GIVEN REQUEST :: Go through the listing and set it down exactly, leaving out its pictures.

[Rows from a figure dataset]
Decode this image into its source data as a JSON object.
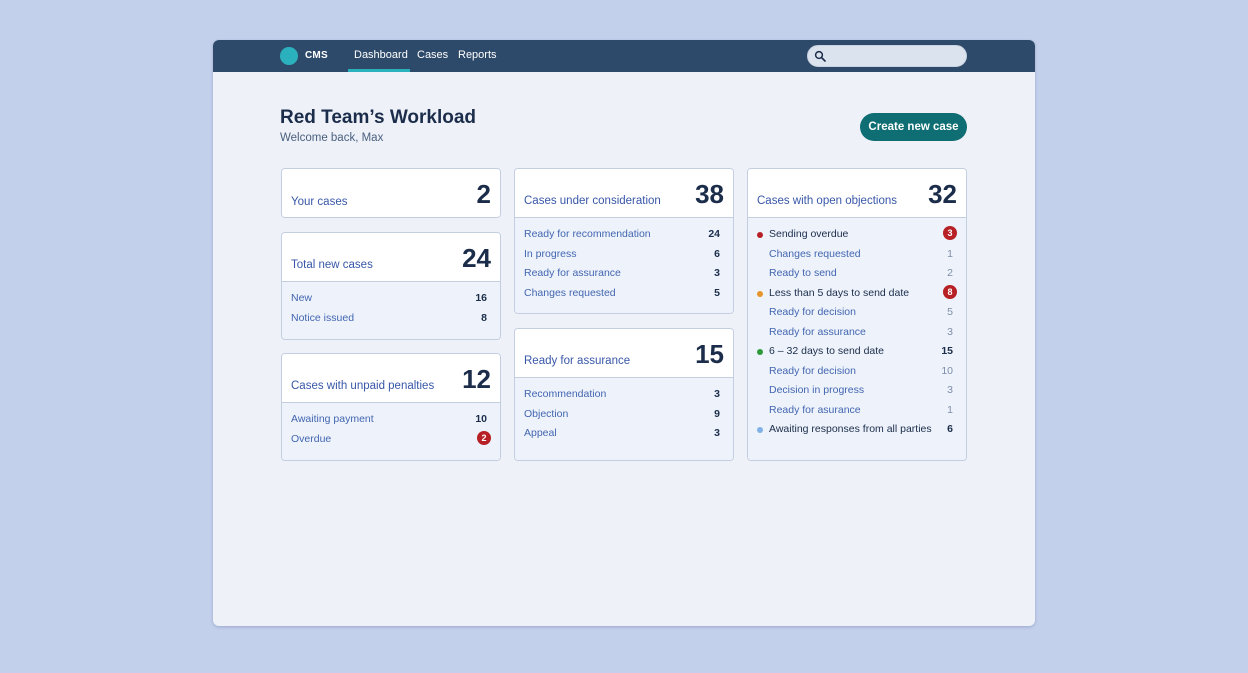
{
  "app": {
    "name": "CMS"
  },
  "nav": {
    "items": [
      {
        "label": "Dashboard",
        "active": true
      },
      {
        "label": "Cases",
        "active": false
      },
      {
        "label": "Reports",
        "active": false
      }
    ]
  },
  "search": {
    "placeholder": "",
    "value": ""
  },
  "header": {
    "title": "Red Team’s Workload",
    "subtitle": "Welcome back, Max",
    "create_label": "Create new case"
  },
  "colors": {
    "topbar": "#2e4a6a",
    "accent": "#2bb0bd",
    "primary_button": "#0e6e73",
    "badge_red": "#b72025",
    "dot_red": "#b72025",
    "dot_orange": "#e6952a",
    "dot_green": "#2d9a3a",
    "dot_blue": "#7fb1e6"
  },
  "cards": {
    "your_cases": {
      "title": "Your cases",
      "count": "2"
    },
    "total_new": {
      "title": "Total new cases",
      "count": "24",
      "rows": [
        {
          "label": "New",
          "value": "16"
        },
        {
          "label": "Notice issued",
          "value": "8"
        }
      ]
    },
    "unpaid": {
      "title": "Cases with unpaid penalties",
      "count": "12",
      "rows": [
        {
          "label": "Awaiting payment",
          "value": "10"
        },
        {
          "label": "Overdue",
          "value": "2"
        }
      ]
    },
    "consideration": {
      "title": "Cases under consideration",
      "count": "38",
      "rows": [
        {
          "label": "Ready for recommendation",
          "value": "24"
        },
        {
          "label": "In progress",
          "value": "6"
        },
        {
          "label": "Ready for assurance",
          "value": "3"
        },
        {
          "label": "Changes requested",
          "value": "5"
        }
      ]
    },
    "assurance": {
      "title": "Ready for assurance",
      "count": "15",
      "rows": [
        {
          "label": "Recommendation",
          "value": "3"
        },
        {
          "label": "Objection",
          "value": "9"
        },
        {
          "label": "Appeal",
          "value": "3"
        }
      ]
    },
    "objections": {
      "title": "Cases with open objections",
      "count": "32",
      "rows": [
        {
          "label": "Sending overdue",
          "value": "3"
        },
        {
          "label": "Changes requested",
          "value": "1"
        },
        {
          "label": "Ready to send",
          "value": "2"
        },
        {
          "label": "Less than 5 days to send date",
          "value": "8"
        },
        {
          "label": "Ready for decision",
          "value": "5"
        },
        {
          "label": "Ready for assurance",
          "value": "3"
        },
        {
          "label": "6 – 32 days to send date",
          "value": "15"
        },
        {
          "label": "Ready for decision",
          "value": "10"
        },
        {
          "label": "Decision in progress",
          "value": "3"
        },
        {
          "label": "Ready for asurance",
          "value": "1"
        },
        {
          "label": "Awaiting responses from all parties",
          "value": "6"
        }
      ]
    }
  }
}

SOLUTION TO THIS PROBLEM ::
Decode this image into its source data as a JSON object.
{
  "app": {
    "name": "CMS"
  },
  "nav": {
    "items": [
      {
        "label": "Dashboard",
        "active": true
      },
      {
        "label": "Cases",
        "active": false
      },
      {
        "label": "Reports",
        "active": false
      }
    ]
  },
  "search": {
    "placeholder": "",
    "value": ""
  },
  "header": {
    "title": "Red Team’s Workload",
    "subtitle": "Welcome back, Max",
    "create_label": "Create new case"
  },
  "colors": {
    "topbar": "#2e4a6a",
    "accent": "#2bb0bd",
    "primary_button": "#0e6e73",
    "badge_red": "#b72025",
    "dot_red": "#b72025",
    "dot_orange": "#e6952a",
    "dot_green": "#2d9a3a",
    "dot_blue": "#7fb1e6"
  },
  "cards": {
    "your_cases": {
      "title": "Your cases",
      "count": "2"
    },
    "total_new": {
      "title": "Total new cases",
      "count": "24",
      "rows": [
        {
          "label": "New",
          "value": "16"
        },
        {
          "label": "Notice issued",
          "value": "8"
        }
      ]
    },
    "unpaid": {
      "title": "Cases with unpaid penalties",
      "count": "12",
      "rows": [
        {
          "label": "Awaiting payment",
          "value": "10"
        },
        {
          "label": "Overdue",
          "value": "2"
        }
      ]
    },
    "consideration": {
      "title": "Cases under consideration",
      "count": "38",
      "rows": [
        {
          "label": "Ready for recommendation",
          "value": "24"
        },
        {
          "label": "In progress",
          "value": "6"
        },
        {
          "label": "Ready for assurance",
          "value": "3"
        },
        {
          "label": "Changes requested",
          "value": "5"
        }
      ]
    },
    "assurance": {
      "title": "Ready for assurance",
      "count": "15",
      "rows": [
        {
          "label": "Recommendation",
          "value": "3"
        },
        {
          "label": "Objection",
          "value": "9"
        },
        {
          "label": "Appeal",
          "value": "3"
        }
      ]
    },
    "objections": {
      "title": "Cases with open objections",
      "count": "32",
      "rows": [
        {
          "label": "Sending overdue",
          "value": "3"
        },
        {
          "label": "Changes requested",
          "value": "1"
        },
        {
          "label": "Ready to send",
          "value": "2"
        },
        {
          "label": "Less than 5 days to send date",
          "value": "8"
        },
        {
          "label": "Ready for decision",
          "value": "5"
        },
        {
          "label": "Ready for assurance",
          "value": "3"
        },
        {
          "label": "6 – 32 days to send date",
          "value": "15"
        },
        {
          "label": "Ready for decision",
          "value": "10"
        },
        {
          "label": "Decision in progress",
          "value": "3"
        },
        {
          "label": "Ready for asurance",
          "value": "1"
        },
        {
          "label": "Awaiting responses from all parties",
          "value": "6"
        }
      ]
    }
  }
}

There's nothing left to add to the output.